#### [What the task asks]
Identify and reproduce every line holding the string "frac".
── Material provided
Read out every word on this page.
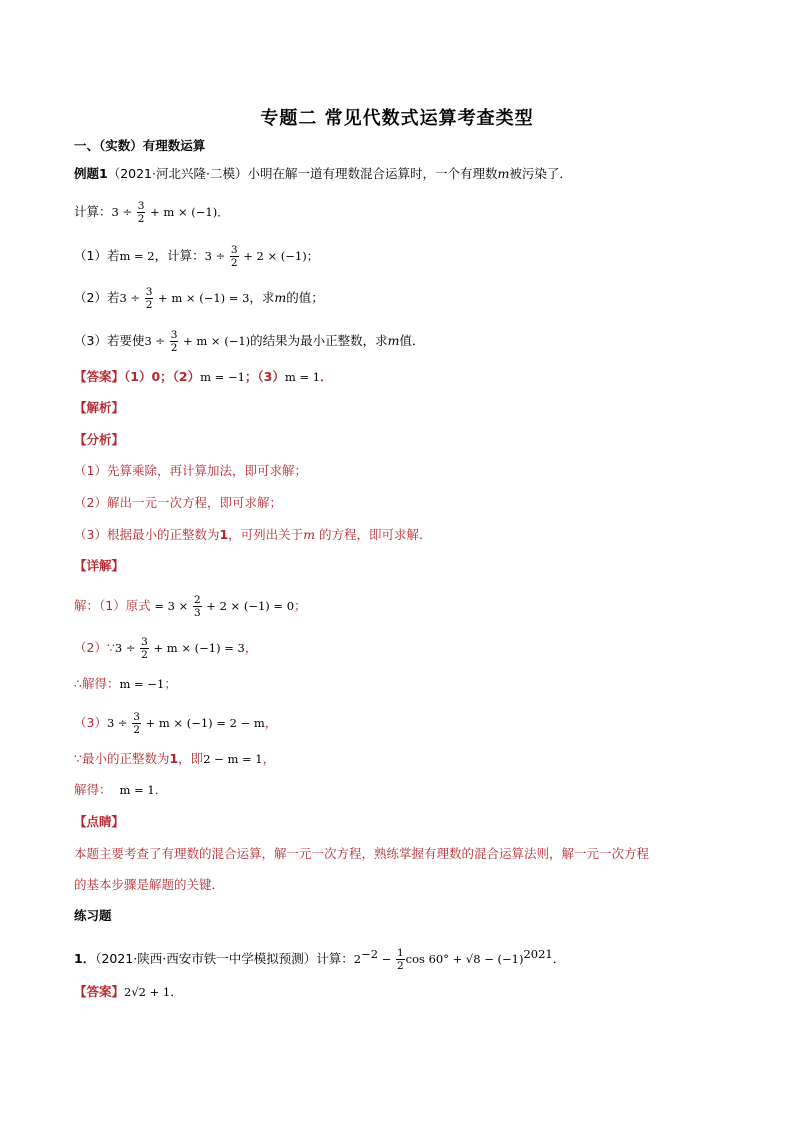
专题二 常见代数式运算考查类型
一、（实数）有理数运算
例题1（2021·河北兴隆·二模）小明在解一道有理数混合运算时，一个有理数m被污染了．
计算：$3 \div \frac{3}{2} + m \times (-1)$．
（1）若m = 2，计算：$3 \div \frac{3}{2} + 2 \times (-1)$；
（2）若$3 \div \frac{3}{2} + m \times (-1) = 3$，求m的值；
（3）若要使$3 \div \frac{3}{2} + m \times (-1)$的结果为最小正整数，求m值．
【答案】（1）0；（2）m = −1；（3）m = 1．
【解析】
【分析】
（1）先算乘除，再计算加法，即可求解；
（2）解出一元一次方程，即可求解；
（3）根据最小的正整数为1，可列出关于m 的方程，即可求解．
【详解】
解：（1）原式 = $3 \times \frac{2}{3} + 2 \times (-1) = 0$；
（2）∵3 ÷ $\frac{3}{2} + m \times (-1) = 3$，
∴解得：m = −1；
$(3)3 \div \frac{3}{2} + m \times (-1) = 2 - m$，
∵最小的正整数为1，即2 − m = 1，
解得： m = 1．
【点睛】
本题主要考查了有理数的混合运算，解一元一次方程，熟练掌握有理数的混合运算法则，解一元一次方程
的基本步骤是解题的关键．
练习题
1．（2021·陕西·西安市铁一中学模拟预测）计算：$2^{-2} - \frac{1}{2}$ $\cos 60^\circ + √8 - (-1)^{2021}$．
【答案】2√2 + 1．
────
#### [Exercise solution]
计算：$3 \div \frac{3}{2} + m \times (-1)$．
（1）若m = 2，计算：$3 \div \frac{3}{2} + 2 \times (-1)$；
（2）若$3 \div \frac{3}{2} + m \times (-1) = 3$，求m的值；
（3）若要使$3 \div \frac{3}{2} + m \times (-1)$的结果为最小正整数，求m值．
解：（1）原式 = $3 \times \frac{2}{3} + 2 \times (-1) = 0$；
（2）∵3 ÷ $\frac{3}{2} + m \times (-1) = 3$，
$(3)3 \div \frac{3}{2} + m \times (-1) = 2 - m$，
1．（2021·陕西·西安市铁一中学模拟预测）计算：$2^{-2} - \frac{1}{2}$ $\cos 60^\circ + √8 - (-1)^{2021}$．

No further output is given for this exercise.